The problem:
Give the number of lines in the records below that include "sexes". Reply with that number alone.

============================================================

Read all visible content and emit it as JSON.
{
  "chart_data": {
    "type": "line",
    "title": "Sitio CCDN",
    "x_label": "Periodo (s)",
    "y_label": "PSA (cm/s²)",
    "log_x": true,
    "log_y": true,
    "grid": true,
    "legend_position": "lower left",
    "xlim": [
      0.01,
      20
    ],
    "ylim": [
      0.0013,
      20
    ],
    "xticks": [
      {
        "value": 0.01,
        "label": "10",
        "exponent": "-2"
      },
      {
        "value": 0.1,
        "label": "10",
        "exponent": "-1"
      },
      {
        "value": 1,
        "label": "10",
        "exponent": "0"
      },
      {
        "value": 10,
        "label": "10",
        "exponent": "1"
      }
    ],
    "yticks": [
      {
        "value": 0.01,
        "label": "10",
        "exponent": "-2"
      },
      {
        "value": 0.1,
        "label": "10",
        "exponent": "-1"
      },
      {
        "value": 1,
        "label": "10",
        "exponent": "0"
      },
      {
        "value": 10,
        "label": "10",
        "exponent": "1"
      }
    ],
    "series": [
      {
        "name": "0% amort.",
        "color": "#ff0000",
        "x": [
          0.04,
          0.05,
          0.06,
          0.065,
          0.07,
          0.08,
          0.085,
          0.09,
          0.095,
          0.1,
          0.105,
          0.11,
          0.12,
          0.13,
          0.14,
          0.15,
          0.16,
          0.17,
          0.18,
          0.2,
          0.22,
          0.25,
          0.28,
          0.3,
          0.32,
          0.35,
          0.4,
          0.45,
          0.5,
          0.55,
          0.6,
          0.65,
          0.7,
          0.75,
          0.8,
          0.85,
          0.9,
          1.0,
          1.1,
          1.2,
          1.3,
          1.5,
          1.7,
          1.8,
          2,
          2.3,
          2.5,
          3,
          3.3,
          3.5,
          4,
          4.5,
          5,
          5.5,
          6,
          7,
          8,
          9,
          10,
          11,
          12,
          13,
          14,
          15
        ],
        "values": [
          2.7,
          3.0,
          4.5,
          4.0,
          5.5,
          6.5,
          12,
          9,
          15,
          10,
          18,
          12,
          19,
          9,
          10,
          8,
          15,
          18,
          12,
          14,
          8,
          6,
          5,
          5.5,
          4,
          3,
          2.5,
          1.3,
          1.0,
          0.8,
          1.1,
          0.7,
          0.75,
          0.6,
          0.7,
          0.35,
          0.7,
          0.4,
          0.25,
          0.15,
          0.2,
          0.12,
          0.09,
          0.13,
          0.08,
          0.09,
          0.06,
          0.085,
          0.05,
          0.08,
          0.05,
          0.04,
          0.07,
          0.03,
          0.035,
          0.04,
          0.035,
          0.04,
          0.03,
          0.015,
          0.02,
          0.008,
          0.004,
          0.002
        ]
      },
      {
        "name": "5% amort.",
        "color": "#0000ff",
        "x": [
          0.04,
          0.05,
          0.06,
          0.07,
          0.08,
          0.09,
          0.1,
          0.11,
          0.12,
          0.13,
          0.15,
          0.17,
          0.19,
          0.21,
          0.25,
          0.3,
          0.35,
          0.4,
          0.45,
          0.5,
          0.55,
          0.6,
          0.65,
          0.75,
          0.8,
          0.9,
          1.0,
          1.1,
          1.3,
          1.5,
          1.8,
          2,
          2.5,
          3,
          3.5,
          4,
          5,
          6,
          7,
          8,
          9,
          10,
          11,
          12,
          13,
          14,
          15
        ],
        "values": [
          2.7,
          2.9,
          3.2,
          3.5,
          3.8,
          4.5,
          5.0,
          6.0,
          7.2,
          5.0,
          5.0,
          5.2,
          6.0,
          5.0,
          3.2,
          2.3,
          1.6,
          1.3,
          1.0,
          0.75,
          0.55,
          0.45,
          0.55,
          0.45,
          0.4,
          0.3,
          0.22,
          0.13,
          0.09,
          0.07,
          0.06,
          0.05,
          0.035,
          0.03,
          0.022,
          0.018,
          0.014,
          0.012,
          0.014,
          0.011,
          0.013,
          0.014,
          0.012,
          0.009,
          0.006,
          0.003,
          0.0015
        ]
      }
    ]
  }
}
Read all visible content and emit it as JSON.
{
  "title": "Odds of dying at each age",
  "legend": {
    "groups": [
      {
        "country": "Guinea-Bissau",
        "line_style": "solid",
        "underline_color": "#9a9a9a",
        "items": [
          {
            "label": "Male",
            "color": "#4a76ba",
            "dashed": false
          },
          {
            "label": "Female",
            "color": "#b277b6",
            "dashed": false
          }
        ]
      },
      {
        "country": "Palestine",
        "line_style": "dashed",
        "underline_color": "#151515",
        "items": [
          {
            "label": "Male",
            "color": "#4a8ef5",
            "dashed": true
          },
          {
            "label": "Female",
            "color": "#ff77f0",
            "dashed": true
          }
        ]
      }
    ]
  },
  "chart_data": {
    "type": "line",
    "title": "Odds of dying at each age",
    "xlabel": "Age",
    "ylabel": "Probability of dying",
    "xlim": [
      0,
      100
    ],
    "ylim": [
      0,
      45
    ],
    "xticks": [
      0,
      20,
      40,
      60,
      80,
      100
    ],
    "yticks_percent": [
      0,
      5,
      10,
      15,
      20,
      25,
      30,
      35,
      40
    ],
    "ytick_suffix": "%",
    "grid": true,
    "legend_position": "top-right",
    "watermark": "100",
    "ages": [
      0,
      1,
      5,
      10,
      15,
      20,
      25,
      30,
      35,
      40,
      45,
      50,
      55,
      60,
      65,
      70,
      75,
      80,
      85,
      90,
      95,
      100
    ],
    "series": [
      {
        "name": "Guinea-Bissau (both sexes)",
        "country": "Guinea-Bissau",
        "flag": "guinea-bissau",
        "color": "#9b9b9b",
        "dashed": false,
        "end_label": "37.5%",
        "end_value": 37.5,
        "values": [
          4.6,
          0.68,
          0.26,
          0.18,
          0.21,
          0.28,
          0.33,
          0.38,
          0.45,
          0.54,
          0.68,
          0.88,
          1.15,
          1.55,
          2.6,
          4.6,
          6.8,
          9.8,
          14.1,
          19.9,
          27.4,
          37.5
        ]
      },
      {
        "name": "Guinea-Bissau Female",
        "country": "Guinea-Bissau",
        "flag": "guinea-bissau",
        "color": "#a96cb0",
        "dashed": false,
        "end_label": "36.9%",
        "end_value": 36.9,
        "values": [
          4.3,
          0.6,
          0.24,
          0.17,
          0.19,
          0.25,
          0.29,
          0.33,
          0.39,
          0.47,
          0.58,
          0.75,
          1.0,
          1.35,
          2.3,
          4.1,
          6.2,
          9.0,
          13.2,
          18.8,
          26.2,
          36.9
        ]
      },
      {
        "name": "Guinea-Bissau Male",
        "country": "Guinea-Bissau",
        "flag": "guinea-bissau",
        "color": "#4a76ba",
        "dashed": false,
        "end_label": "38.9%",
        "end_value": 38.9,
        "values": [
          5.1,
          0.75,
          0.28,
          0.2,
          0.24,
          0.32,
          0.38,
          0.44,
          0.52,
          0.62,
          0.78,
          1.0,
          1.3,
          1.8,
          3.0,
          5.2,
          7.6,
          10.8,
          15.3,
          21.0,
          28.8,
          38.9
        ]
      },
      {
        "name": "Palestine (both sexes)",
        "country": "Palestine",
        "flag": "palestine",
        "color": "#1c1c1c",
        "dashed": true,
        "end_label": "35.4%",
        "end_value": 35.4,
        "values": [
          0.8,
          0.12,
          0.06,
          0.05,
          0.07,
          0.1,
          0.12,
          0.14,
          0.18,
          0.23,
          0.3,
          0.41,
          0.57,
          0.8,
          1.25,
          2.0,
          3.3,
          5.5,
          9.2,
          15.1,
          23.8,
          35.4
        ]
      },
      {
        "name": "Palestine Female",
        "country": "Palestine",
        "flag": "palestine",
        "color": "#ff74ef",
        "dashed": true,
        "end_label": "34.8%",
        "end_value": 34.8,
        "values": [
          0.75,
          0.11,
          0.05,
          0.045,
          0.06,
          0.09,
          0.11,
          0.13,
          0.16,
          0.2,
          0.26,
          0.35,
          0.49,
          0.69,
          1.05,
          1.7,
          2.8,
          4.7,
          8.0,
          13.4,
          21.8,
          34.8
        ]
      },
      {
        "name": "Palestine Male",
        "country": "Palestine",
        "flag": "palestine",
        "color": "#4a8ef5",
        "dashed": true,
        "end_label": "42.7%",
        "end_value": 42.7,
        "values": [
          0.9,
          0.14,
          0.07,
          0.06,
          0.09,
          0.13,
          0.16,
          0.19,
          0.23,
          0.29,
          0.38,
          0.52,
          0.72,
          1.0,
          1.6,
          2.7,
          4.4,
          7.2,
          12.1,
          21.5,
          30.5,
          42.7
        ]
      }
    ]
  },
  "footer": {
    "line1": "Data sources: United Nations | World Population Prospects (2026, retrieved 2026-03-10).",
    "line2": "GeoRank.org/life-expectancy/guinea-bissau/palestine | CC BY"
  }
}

============================================================

Answer below:
2